== Fragment tekstu

Podczas sejmowej debaty na temat polskiej prezydencji w UE poseł Iwiński z SLD nawoływał do głębszej integracji krajów Unii. Jego zdaniem ma to pomóc w przezwyciężaniu kryzysu gospodarczego. Twierdził również, że solidarność europejska powinna mieć pierwszeństwo nad egoizmami narodowymi. Chyba dla kontrastu dodał, że polska prezydencja leży w naszym narodowym interesie.
Chciałbym przypomnieć posłowi Iwińskiemu, że przed 89’ partia zwana Płatni Zdrajcy Pachołki Rosji ( PZPR), od której w prostej linii wywodzi się SLD także mówiła o potrzebie głębszej integracji tylko, że z ZSRR – oczywiście w naszym narodowym interesie. Czyżby poseł odkurzył jakieś stare wystąpienie, by po kilku kosmetycznych przeróbkach je wygłosić?

====
== Prezentowany materiał

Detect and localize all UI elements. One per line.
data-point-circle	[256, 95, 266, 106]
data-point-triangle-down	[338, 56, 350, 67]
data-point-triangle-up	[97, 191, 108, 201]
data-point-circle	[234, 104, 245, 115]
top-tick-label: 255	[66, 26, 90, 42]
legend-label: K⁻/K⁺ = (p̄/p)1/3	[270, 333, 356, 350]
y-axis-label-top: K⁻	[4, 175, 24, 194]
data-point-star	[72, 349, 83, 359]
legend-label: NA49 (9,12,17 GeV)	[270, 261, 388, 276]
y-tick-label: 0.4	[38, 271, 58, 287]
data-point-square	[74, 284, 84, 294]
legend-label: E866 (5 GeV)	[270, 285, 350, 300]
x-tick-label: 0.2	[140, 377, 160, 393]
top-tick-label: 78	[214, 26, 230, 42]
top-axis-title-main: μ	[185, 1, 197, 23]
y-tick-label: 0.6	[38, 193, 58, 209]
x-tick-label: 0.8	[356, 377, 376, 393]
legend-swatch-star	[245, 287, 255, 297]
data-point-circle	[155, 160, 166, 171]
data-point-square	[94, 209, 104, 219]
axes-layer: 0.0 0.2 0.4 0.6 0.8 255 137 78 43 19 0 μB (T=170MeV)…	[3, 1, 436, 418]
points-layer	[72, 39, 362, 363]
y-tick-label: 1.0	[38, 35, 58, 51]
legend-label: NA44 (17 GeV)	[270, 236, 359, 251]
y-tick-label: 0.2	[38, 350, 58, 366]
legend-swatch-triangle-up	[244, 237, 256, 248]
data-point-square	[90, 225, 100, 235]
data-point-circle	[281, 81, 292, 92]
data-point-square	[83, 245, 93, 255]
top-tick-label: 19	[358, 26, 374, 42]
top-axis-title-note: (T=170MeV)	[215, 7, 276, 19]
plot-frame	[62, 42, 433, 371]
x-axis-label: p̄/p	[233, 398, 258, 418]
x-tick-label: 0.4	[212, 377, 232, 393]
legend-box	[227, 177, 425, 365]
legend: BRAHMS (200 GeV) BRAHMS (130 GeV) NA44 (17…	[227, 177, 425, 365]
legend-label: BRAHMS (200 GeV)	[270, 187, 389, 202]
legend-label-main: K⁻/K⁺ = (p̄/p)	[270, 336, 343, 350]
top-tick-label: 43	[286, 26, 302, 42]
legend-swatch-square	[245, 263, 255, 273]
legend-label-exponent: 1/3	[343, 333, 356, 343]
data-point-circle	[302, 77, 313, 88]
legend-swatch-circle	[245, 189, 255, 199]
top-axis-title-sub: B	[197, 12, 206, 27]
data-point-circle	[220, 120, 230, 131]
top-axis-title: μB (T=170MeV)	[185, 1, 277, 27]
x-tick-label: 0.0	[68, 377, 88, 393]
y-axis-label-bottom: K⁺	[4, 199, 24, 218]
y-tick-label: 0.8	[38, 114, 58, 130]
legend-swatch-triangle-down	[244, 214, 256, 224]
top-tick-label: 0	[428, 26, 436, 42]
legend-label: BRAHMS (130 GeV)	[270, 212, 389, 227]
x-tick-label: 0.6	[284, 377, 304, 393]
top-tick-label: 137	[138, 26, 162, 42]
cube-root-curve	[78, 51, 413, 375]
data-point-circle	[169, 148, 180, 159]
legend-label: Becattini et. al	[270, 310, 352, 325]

====

→ Polecenie A
Przetłumacz na angielski to zdanie z tekstu o sejmowej debacie: „Twierdził również, że solidarność europejska powinna mieć pierwszeństwo nad egoizmami narodowymi.”
→ Polecenie B
Powiel z rekordów część od ich początku aż do wiersza zawierającego „377, 376, 393]”, łącznie z tym wierszem.

→ Odpowiedź A
He also claimed that European solidarity should take precedence over national egoisms.

→ Odpowiedź B
Detect and localize all UI elements. One per line.
data-point-circle	[256, 95, 266, 106]
data-point-triangle-down	[338, 56, 350, 67]
data-point-triangle-up	[97, 191, 108, 201]
data-point-circle	[234, 104, 245, 115]
top-tick-label: 255	[66, 26, 90, 42]
legend-label: K⁻/K⁺ = (p̄/p)1/3	[270, 333, 356, 350]
y-axis-label-top: K⁻	[4, 175, 24, 194]
data-point-star	[72, 349, 83, 359]
legend-label: NA49 (9,12,17 GeV)	[270, 261, 388, 276]
y-tick-label: 0.4	[38, 271, 58, 287]
data-point-square	[74, 284, 84, 294]
legend-label: E866 (5 GeV)	[270, 285, 350, 300]
x-tick-label: 0.2	[140, 377, 160, 393]
top-tick-label: 78	[214, 26, 230, 42]
top-axis-title-main: μ	[185, 1, 197, 23]
y-tick-label: 0.6	[38, 193, 58, 209]
x-tick-label: 0.8	[356, 377, 376, 393]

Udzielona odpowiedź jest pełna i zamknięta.